──────── Entries provided ────────

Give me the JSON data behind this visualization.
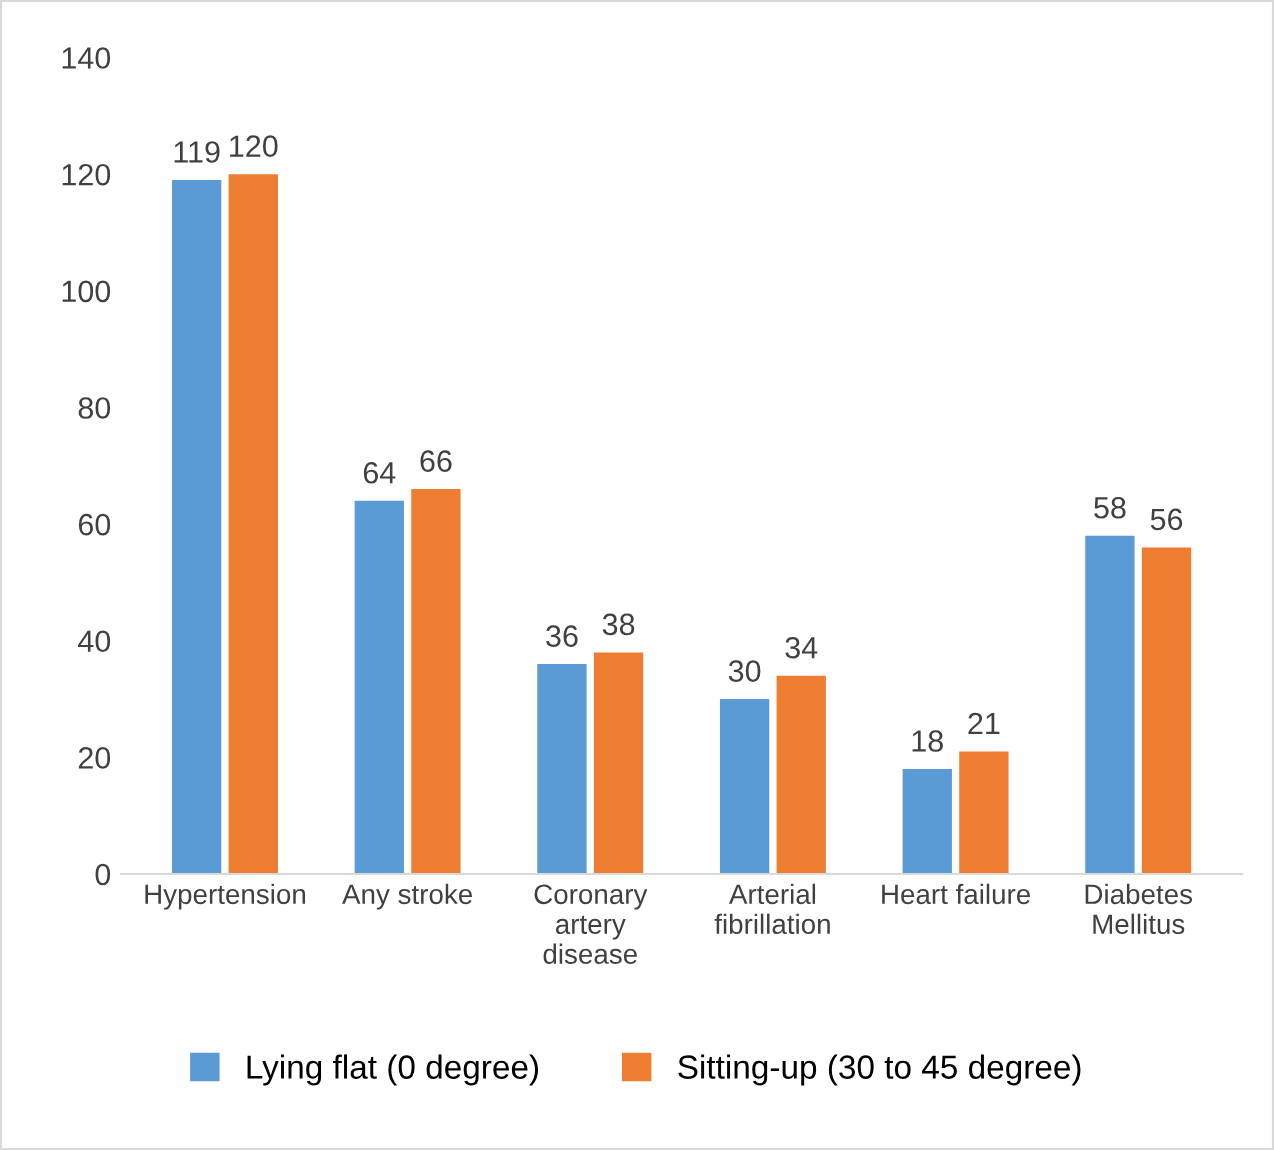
{
  "chart_data": {
    "type": "bar",
    "categories": [
      "Hypertension",
      "Any stroke",
      "Coronary\nartery\ndisease",
      "Arterial\nfibrillation",
      "Heart failure",
      "Diabetes\nMellitus"
    ],
    "series": [
      {
        "name": "Lying flat (0 degree)",
        "color": "#5b9bd5",
        "values": [
          119,
          64,
          36,
          30,
          18,
          58
        ]
      },
      {
        "name": "Sitting-up (30 to 45 degree)",
        "color": "#ed7d31",
        "values": [
          120,
          66,
          38,
          34,
          21,
          56
        ]
      }
    ],
    "ylim": [
      0,
      140
    ],
    "yticks": [
      0,
      20,
      40,
      60,
      80,
      100,
      120,
      140
    ],
    "data_labels": true,
    "legend": "bottom",
    "grid": false
  }
}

────────

• **Given task**:
Check each line above for the word "name" and copy the ones that have it.

• **Worked answer**:
        "name": "Lying flat (0 degree)",
        "name": "Sitting-up (30 to 45 degree)",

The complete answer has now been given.